_Problem description_
Return the records, each one exactly as written.

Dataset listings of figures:
-------------------------
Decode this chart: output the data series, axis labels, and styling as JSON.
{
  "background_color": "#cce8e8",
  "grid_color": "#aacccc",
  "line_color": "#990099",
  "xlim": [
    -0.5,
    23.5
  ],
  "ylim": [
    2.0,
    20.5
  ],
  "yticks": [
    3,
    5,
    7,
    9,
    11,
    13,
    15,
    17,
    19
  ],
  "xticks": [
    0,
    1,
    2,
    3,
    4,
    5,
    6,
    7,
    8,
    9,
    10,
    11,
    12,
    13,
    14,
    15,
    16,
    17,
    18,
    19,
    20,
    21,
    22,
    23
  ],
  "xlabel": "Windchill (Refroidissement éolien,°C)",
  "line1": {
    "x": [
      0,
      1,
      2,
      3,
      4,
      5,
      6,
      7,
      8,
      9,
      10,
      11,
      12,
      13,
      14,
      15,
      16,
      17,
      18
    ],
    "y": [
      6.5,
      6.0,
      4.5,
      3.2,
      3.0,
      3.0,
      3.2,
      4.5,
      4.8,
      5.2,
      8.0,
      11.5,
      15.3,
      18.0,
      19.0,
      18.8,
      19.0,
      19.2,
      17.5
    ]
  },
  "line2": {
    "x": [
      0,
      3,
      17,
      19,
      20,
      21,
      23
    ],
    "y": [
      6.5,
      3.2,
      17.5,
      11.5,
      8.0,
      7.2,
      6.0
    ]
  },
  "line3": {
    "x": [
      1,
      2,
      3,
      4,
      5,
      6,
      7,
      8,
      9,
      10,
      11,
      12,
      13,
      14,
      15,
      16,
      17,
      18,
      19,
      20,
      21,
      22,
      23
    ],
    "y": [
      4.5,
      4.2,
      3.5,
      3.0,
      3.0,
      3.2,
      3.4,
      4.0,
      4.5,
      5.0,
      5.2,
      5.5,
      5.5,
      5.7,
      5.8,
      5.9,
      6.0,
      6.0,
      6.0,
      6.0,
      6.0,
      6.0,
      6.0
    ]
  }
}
-------------------------
_Exercise solution_
Decode this chart: output the data series, axis labels, and styling as JSON.
{
  "background_color": "#cce8e8",
  "grid_color": "#aacccc",
  "line_color": "#990099",
  "xlim": [
    -0.5,
    23.5
  ],
  "ylim": [
    2.0,
    20.5
  ],
  "yticks": [
    3,
    5,
    7,
    9,
    11,
    13,
    15,
    17,
    19
  ],
  "xticks": [
    0,
    1,
    2,
    3,
    4,
    5,
    6,
    7,
    8,
    9,
    10,
    11,
    12,
    13,
    14,
    15,
    16,
    17,
    18,
    19,
    20,
    21,
    22,
    23
  ],
  "xlabel": "Windchill (Refroidissement éolien,°C)",
  "line1": {
    "x": [
      0,
      1,
      2,
      3,
      4,
      5,
      6,
      7,
      8,
      9,
      10,
      11,
      12,
      13,
      14,
      15,
      16,
      17,
      18
    ],
    "y": [
      6.5,
      6.0,
      4.5,
      3.2,
      3.0,
      3.0,
      3.2,
      4.5,
      4.8,
      5.2,
      8.0,
      11.5,
      15.3,
      18.0,
      19.0,
      18.8,
      19.0,
      19.2,
      17.5
    ]
  },
  "line2": {
    "x": [
      0,
      3,
      17,
      19,
      20,
      21,
      23
    ],
    "y": [
      6.5,
      3.2,
      17.5,
      11.5,
      8.0,
      7.2,
      6.0
    ]
  },
  "line3": {
    "x": [
      1,
      2,
      3,
      4,
      5,
      6,
      7,
      8,
      9,
      10,
      11,
      12,
      13,
      14,
      15,
      16,
      17,
      18,
      19,
      20,
      21,
      22,
      23
    ],
    "y": [
      4.5,
      4.2,
      3.5,
      3.0,
      3.0,
      3.2,
      3.4,
      4.0,
      4.5,
      5.0,
      5.2,
      5.5,
      5.5,
      5.7,
      5.8,
      5.9,
      6.0,
      6.0,
      6.0,
      6.0,
      6.0,
      6.0,
      6.0
    ]
  }
}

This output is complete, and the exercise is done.